• _DATASET RECORDS_
-----

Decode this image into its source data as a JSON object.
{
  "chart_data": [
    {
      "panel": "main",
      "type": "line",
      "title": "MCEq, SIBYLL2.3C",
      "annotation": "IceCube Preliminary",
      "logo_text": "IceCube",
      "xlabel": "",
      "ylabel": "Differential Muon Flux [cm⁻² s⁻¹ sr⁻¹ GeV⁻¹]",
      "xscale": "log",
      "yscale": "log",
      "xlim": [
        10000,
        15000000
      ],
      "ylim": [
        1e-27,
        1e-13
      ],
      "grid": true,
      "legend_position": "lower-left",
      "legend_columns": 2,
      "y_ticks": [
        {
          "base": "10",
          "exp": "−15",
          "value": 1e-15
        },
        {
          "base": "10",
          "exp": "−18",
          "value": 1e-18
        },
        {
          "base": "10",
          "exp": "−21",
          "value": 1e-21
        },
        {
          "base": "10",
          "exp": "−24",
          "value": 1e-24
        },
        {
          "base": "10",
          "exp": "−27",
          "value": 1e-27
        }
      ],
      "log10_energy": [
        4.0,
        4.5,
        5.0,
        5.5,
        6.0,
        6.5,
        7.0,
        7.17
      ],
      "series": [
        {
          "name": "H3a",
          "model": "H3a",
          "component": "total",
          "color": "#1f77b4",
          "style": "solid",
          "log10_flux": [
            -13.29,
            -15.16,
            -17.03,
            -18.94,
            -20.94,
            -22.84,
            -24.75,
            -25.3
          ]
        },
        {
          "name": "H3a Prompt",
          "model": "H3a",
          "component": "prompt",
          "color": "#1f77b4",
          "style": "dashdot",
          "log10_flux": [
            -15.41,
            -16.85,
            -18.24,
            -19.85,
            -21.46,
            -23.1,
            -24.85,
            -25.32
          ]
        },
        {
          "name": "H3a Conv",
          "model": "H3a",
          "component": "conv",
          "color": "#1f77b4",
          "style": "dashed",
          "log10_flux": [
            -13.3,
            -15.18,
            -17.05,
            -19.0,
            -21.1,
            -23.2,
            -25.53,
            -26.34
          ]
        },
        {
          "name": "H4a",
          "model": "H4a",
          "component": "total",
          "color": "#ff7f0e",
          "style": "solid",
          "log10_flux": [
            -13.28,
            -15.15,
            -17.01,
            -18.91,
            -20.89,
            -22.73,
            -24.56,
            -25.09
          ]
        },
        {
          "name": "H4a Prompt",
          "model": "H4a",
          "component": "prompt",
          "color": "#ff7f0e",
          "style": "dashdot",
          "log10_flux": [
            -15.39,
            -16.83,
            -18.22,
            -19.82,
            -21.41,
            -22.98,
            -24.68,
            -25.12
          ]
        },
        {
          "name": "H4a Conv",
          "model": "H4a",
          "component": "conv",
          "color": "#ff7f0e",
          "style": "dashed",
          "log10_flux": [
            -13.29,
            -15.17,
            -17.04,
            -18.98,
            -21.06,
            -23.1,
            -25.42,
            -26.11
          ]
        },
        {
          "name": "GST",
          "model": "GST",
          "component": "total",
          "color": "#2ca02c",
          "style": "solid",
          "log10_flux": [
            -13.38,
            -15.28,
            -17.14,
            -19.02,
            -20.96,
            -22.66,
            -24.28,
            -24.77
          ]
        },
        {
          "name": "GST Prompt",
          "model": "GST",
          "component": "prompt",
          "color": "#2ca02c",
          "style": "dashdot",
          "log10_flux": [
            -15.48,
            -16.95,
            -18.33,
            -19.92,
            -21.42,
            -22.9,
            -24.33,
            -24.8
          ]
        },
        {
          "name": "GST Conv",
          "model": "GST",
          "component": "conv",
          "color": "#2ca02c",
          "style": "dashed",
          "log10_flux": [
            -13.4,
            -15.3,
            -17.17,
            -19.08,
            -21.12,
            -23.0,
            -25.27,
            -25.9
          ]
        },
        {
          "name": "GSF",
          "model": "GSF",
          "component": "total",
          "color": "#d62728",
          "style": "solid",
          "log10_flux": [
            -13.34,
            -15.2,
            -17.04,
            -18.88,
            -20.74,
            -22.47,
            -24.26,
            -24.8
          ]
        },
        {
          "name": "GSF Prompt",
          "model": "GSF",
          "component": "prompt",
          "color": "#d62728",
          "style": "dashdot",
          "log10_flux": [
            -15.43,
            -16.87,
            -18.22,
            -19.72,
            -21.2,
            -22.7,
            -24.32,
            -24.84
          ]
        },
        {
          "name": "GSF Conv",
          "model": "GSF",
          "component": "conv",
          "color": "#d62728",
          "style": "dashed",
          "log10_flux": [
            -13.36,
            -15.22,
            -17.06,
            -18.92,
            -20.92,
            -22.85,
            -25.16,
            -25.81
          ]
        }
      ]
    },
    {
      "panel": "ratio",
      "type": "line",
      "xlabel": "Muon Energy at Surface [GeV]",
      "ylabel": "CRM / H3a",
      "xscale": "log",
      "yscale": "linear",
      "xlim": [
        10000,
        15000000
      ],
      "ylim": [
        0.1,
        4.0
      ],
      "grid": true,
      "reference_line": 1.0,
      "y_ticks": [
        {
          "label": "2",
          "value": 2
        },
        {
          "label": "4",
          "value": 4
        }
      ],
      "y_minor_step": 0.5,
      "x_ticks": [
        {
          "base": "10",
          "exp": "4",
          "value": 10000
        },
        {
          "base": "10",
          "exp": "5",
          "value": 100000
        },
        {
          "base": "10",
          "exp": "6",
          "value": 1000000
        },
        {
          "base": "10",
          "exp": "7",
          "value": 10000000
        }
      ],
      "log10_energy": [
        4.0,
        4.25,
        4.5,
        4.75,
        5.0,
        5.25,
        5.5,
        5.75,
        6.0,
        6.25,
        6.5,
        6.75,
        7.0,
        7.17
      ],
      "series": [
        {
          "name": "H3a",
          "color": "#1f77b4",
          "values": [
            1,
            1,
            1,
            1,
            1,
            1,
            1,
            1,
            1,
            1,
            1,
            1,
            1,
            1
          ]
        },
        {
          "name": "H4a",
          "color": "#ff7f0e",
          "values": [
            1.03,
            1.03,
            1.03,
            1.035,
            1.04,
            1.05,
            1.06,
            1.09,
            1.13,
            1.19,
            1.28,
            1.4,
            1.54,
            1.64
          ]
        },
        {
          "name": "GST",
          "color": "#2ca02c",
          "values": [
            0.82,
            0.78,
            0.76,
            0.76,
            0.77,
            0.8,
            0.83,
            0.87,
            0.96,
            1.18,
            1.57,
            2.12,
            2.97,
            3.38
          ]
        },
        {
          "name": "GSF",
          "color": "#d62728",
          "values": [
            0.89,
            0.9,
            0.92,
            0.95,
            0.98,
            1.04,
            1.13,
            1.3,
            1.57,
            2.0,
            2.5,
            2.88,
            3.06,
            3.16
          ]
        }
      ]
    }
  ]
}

-----

• _YOUR GOAL_
Give back all the records exactly as they stand.

• _RESULT_
Decode this image into its source data as a JSON object.
{
  "chart_data": [
    {
      "panel": "main",
      "type": "line",
      "title": "MCEq, SIBYLL2.3C",
      "annotation": "IceCube Preliminary",
      "logo_text": "IceCube",
      "xlabel": "",
      "ylabel": "Differential Muon Flux [cm⁻² s⁻¹ sr⁻¹ GeV⁻¹]",
      "xscale": "log",
      "yscale": "log",
      "xlim": [
        10000,
        15000000
      ],
      "ylim": [
        1e-27,
        1e-13
      ],
      "grid": true,
      "legend_position": "lower-left",
      "legend_columns": 2,
      "y_ticks": [
        {
          "base": "10",
          "exp": "−15",
          "value": 1e-15
        },
        {
          "base": "10",
          "exp": "−18",
          "value": 1e-18
        },
        {
          "base": "10",
          "exp": "−21",
          "value": 1e-21
        },
        {
          "base": "10",
          "exp": "−24",
          "value": 1e-24
        },
        {
          "base": "10",
          "exp": "−27",
          "value": 1e-27
        }
      ],
      "log10_energy": [
        4.0,
        4.5,
        5.0,
        5.5,
        6.0,
        6.5,
        7.0,
        7.17
      ],
      "series": [
        {
          "name": "H3a",
          "model": "H3a",
          "component": "total",
          "color": "#1f77b4",
          "style": "solid",
          "log10_flux": [
            -13.29,
            -15.16,
            -17.03,
            -18.94,
            -20.94,
            -22.84,
            -24.75,
            -25.3
          ]
        },
        {
          "name": "H3a Prompt",
          "model": "H3a",
          "component": "prompt",
          "color": "#1f77b4",
          "style": "dashdot",
          "log10_flux": [
            -15.41,
            -16.85,
            -18.24,
            -19.85,
            -21.46,
            -23.1,
            -24.85,
            -25.32
          ]
        },
        {
          "name": "H3a Conv",
          "model": "H3a",
          "component": "conv",
          "color": "#1f77b4",
          "style": "dashed",
          "log10_flux": [
            -13.3,
            -15.18,
            -17.05,
            -19.0,
            -21.1,
            -23.2,
            -25.53,
            -26.34
          ]
        },
        {
          "name": "H4a",
          "model": "H4a",
          "component": "total",
          "color": "#ff7f0e",
          "style": "solid",
          "log10_flux": [
            -13.28,
            -15.15,
            -17.01,
            -18.91,
            -20.89,
            -22.73,
            -24.56,
            -25.09
          ]
        },
        {
          "name": "H4a Prompt",
          "model": "H4a",
          "component": "prompt",
          "color": "#ff7f0e",
          "style": "dashdot",
          "log10_flux": [
            -15.39,
            -16.83,
            -18.22,
            -19.82,
            -21.41,
            -22.98,
            -24.68,
            -25.12
          ]
        },
        {
          "name": "H4a Conv",
          "model": "H4a",
          "component": "conv",
          "color": "#ff7f0e",
          "style": "dashed",
          "log10_flux": [
            -13.29,
            -15.17,
            -17.04,
            -18.98,
            -21.06,
            -23.1,
            -25.42,
            -26.11
          ]
        },
        {
          "name": "GST",
          "model": "GST",
          "component": "total",
          "color": "#2ca02c",
          "style": "solid",
          "log10_flux": [
            -13.38,
            -15.28,
            -17.14,
            -19.02,
            -20.96,
            -22.66,
            -24.28,
            -24.77
          ]
        },
        {
          "name": "GST Prompt",
          "model": "GST",
          "component": "prompt",
          "color": "#2ca02c",
          "style": "dashdot",
          "log10_flux": [
            -15.48,
            -16.95,
            -18.33,
            -19.92,
            -21.42,
            -22.9,
            -24.33,
            -24.8
          ]
        },
        {
          "name": "GST Conv",
          "model": "GST",
          "component": "conv",
          "color": "#2ca02c",
          "style": "dashed",
          "log10_flux": [
            -13.4,
            -15.3,
            -17.17,
            -19.08,
            -21.12,
            -23.0,
            -25.27,
            -25.9
          ]
        },
        {
          "name": "GSF",
          "model": "GSF",
          "component": "total",
          "color": "#d62728",
          "style": "solid",
          "log10_flux": [
            -13.34,
            -15.2,
            -17.04,
            -18.88,
            -20.74,
            -22.47,
            -24.26,
            -24.8
          ]
        },
        {
          "name": "GSF Prompt",
          "model": "GSF",
          "component": "prompt",
          "color": "#d62728",
          "style": "dashdot",
          "log10_flux": [
            -15.43,
            -16.87,
            -18.22,
            -19.72,
            -21.2,
            -22.7,
            -24.32,
            -24.84
          ]
        },
        {
          "name": "GSF Conv",
          "model": "GSF",
          "component": "conv",
          "color": "#d62728",
          "style": "dashed",
          "log10_flux": [
            -13.36,
            -15.22,
            -17.06,
            -18.92,
            -20.92,
            -22.85,
            -25.16,
            -25.81
          ]
        }
      ]
    },
    {
      "panel": "ratio",
      "type": "line",
      "xlabel": "Muon Energy at Surface [GeV]",
      "ylabel": "CRM / H3a",
      "xscale": "log",
      "yscale": "linear",
      "xlim": [
        10000,
        15000000
      ],
      "ylim": [
        0.1,
        4.0
      ],
      "grid": true,
      "reference_line": 1.0,
      "y_ticks": [
        {
          "label": "2",
          "value": 2
        },
        {
          "label": "4",
          "value": 4
        }
      ],
      "y_minor_step": 0.5,
      "x_ticks": [
        {
          "base": "10",
          "exp": "4",
          "value": 10000
        },
        {
          "base": "10",
          "exp": "5",
          "value": 100000
        },
        {
          "base": "10",
          "exp": "6",
          "value": 1000000
        },
        {
          "base": "10",
          "exp": "7",
          "value": 10000000
        }
      ],
      "log10_energy": [
        4.0,
        4.25,
        4.5,
        4.75,
        5.0,
        5.25,
        5.5,
        5.75,
        6.0,
        6.25,
        6.5,
        6.75,
        7.0,
        7.17
      ],
      "series": [
        {
          "name": "H3a",
          "color": "#1f77b4",
          "values": [
            1,
            1,
            1,
            1,
            1,
            1,
            1,
            1,
            1,
            1,
            1,
            1,
            1,
            1
          ]
        },
        {
          "name": "H4a",
          "color": "#ff7f0e",
          "values": [
            1.03,
            1.03,
            1.03,
            1.035,
            1.04,
            1.05,
            1.06,
            1.09,
            1.13,
            1.19,
            1.28,
            1.4,
            1.54,
            1.64
          ]
        },
        {
          "name": "GST",
          "color": "#2ca02c",
          "values": [
            0.82,
            0.78,
            0.76,
            0.76,
            0.77,
            0.8,
            0.83,
            0.87,
            0.96,
            1.18,
            1.57,
            2.12,
            2.97,
            3.38
          ]
        },
        {
          "name": "GSF",
          "color": "#d62728",
          "values": [
            0.89,
            0.9,
            0.92,
            0.95,
            0.98,
            1.04,
            1.13,
            1.3,
            1.57,
            2.0,
            2.5,
            2.88,
            3.06,
            3.16
          ]
        }
      ]
    }
  ]
}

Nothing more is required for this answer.